[WRITTEN TASK]: Every record here needs to be written out again exactly.

[GIVEN DATA]:
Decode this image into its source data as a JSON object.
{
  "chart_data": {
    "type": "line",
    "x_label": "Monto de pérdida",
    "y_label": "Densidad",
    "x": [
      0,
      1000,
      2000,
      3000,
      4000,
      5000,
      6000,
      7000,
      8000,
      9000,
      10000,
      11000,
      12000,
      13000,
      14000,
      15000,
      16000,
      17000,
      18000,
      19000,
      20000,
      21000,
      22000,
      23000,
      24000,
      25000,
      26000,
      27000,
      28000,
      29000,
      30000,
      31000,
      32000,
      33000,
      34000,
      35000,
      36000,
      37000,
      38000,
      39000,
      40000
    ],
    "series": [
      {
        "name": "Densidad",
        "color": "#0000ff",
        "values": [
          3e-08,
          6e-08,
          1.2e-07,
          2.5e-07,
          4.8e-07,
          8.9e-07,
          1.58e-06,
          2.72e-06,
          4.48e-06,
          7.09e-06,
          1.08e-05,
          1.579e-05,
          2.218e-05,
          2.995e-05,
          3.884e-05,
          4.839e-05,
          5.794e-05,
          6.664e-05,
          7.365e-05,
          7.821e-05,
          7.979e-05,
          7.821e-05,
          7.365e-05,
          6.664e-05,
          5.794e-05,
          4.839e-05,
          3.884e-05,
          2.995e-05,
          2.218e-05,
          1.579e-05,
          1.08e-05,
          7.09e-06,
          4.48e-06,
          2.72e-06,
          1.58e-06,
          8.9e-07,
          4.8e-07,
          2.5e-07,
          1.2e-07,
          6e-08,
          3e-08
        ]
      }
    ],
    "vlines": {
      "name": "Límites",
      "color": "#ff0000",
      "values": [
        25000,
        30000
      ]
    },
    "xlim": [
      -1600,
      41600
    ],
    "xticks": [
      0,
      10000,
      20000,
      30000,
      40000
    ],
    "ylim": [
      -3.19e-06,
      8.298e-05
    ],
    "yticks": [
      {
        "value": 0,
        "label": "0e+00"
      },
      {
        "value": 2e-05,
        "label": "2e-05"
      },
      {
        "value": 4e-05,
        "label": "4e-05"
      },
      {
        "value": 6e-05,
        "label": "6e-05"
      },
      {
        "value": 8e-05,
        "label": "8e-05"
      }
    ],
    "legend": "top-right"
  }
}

[EXERCISE ANSWER]:
Decode this image into its source data as a JSON object.
{
  "chart_data": {
    "type": "line",
    "x_label": "Monto de pérdida",
    "y_label": "Densidad",
    "x": [
      0,
      1000,
      2000,
      3000,
      4000,
      5000,
      6000,
      7000,
      8000,
      9000,
      10000,
      11000,
      12000,
      13000,
      14000,
      15000,
      16000,
      17000,
      18000,
      19000,
      20000,
      21000,
      22000,
      23000,
      24000,
      25000,
      26000,
      27000,
      28000,
      29000,
      30000,
      31000,
      32000,
      33000,
      34000,
      35000,
      36000,
      37000,
      38000,
      39000,
      40000
    ],
    "series": [
      {
        "name": "Densidad",
        "color": "#0000ff",
        "values": [
          3e-08,
          6e-08,
          1.2e-07,
          2.5e-07,
          4.8e-07,
          8.9e-07,
          1.58e-06,
          2.72e-06,
          4.48e-06,
          7.09e-06,
          1.08e-05,
          1.579e-05,
          2.218e-05,
          2.995e-05,
          3.884e-05,
          4.839e-05,
          5.794e-05,
          6.664e-05,
          7.365e-05,
          7.821e-05,
          7.979e-05,
          7.821e-05,
          7.365e-05,
          6.664e-05,
          5.794e-05,
          4.839e-05,
          3.884e-05,
          2.995e-05,
          2.218e-05,
          1.579e-05,
          1.08e-05,
          7.09e-06,
          4.48e-06,
          2.72e-06,
          1.58e-06,
          8.9e-07,
          4.8e-07,
          2.5e-07,
          1.2e-07,
          6e-08,
          3e-08
        ]
      }
    ],
    "vlines": {
      "name": "Límites",
      "color": "#ff0000",
      "values": [
        25000,
        30000
      ]
    },
    "xlim": [
      -1600,
      41600
    ],
    "xticks": [
      0,
      10000,
      20000,
      30000,
      40000
    ],
    "ylim": [
      -3.19e-06,
      8.298e-05
    ],
    "yticks": [
      {
        "value": 0,
        "label": "0e+00"
      },
      {
        "value": 2e-05,
        "label": "2e-05"
      },
      {
        "value": 4e-05,
        "label": "4e-05"
      },
      {
        "value": 6e-05,
        "label": "6e-05"
      },
      {
        "value": 8e-05,
        "label": "8e-05"
      }
    ],
    "legend": "top-right"
  }
}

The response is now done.